» EXERCISE BRIEF: Copy every entry exactly as given, minus the images.

Extracts from a graphics dataset
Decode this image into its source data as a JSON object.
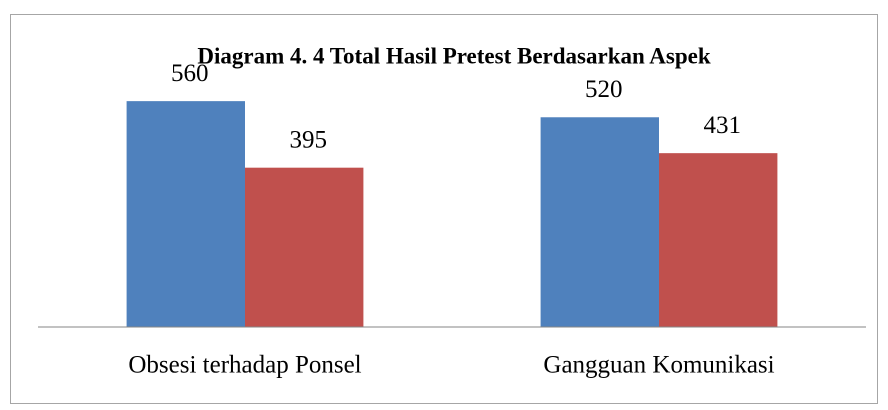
{
  "chart_data": {
    "type": "bar",
    "title": "Diagram  4. 4 Total Hasil Pretest Berdasarkan Aspek",
    "categories": [
      "Obsesi terhadap Ponsel",
      "Gangguan Komunikasi"
    ],
    "series": [
      {
        "color": "#4f81bd",
        "values": [
          560,
          520
        ]
      },
      {
        "color": "#c0504d",
        "values": [
          395,
          431
        ]
      }
    ],
    "ylim": [
      0,
      600
    ]
  }
}
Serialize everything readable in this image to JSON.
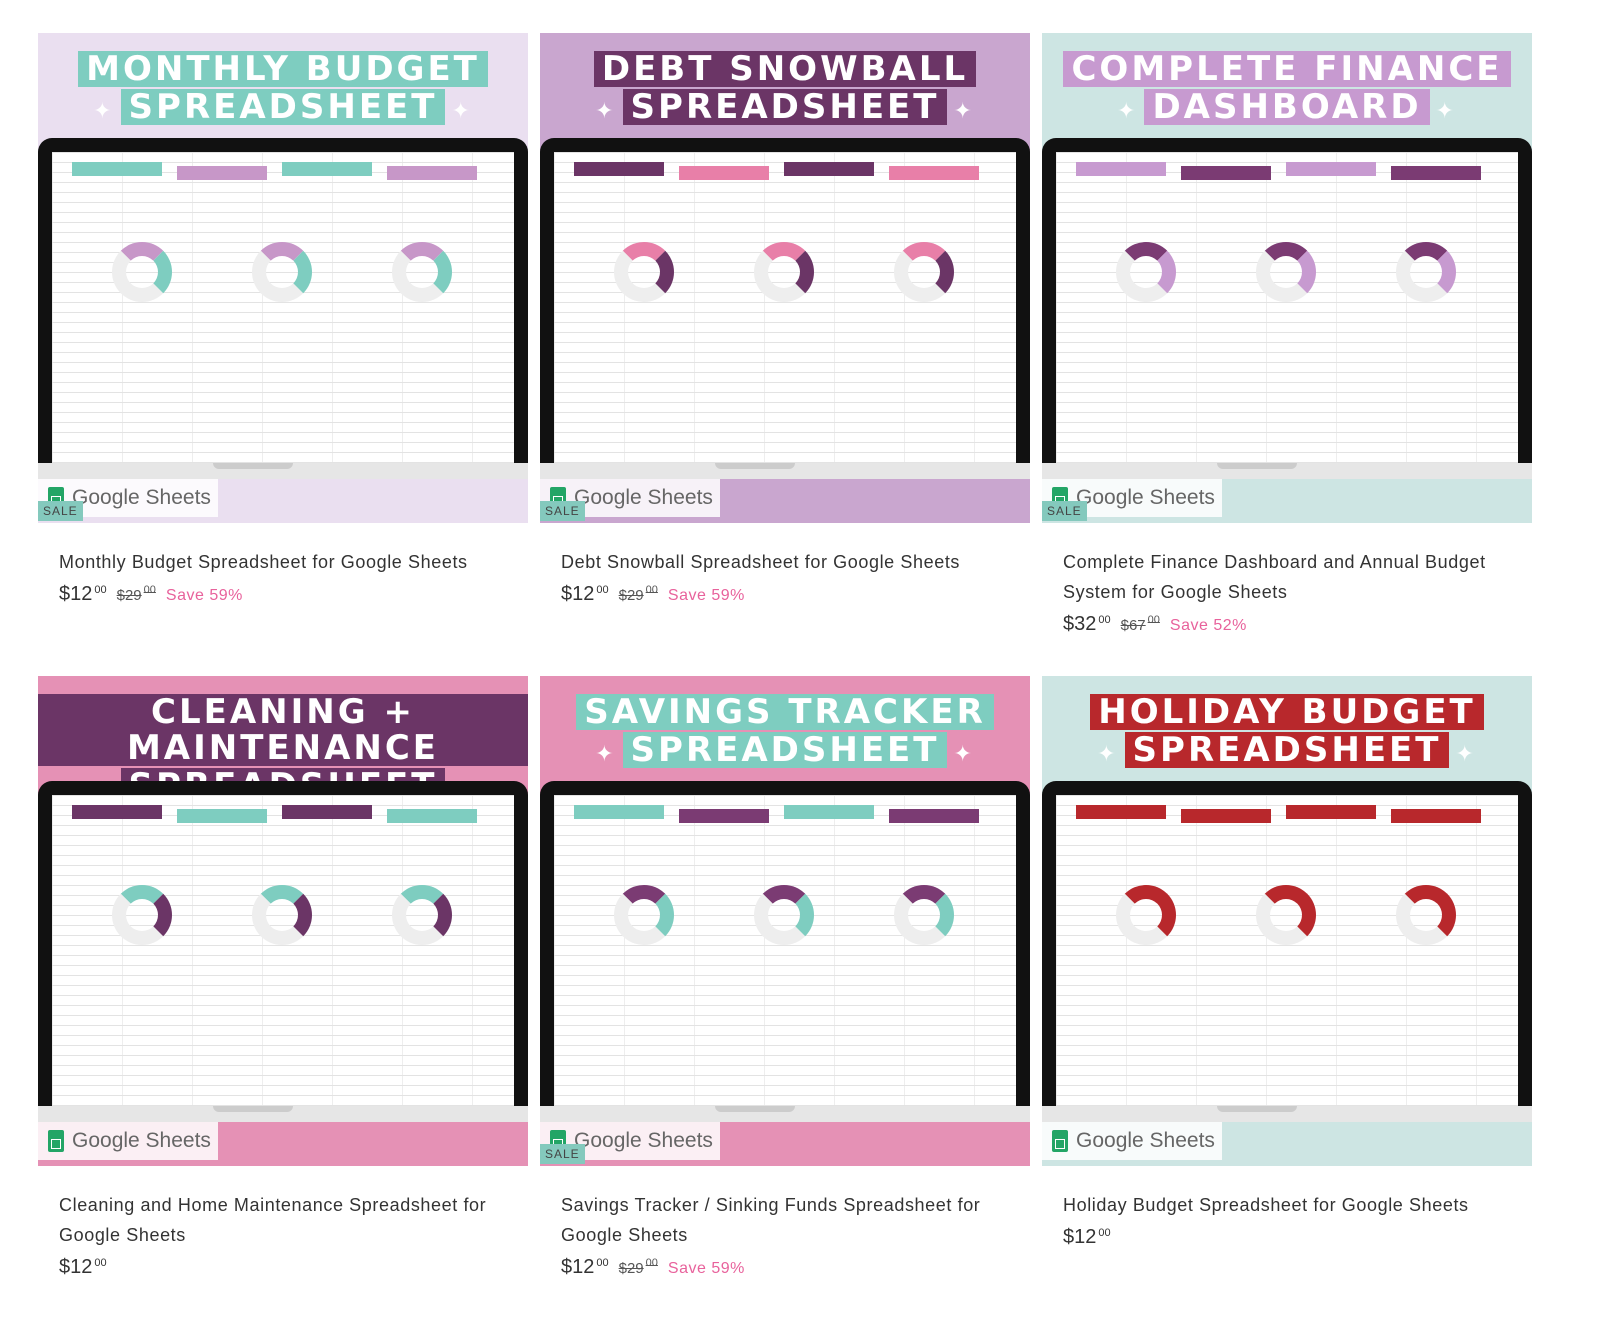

» SOLUTION FOR THIS EXERCISE:
Decode this image into its source data as a JSON object.
{
  "chart_data": {
    "type": "bar",
    "title": "Diagram  4. 4 Total Hasil Pretest Berdasarkan Aspek",
    "categories": [
      "Obsesi terhadap Ponsel",
      "Gangguan Komunikasi"
    ],
    "series": [
      {
        "color": "#4f81bd",
        "values": [
          560,
          520
        ]
      },
      {
        "color": "#c0504d",
        "values": [
          395,
          431
        ]
      }
    ],
    "ylim": [
      0,
      600
    ]
  }
}
Serialize everything readable in this image to JSON.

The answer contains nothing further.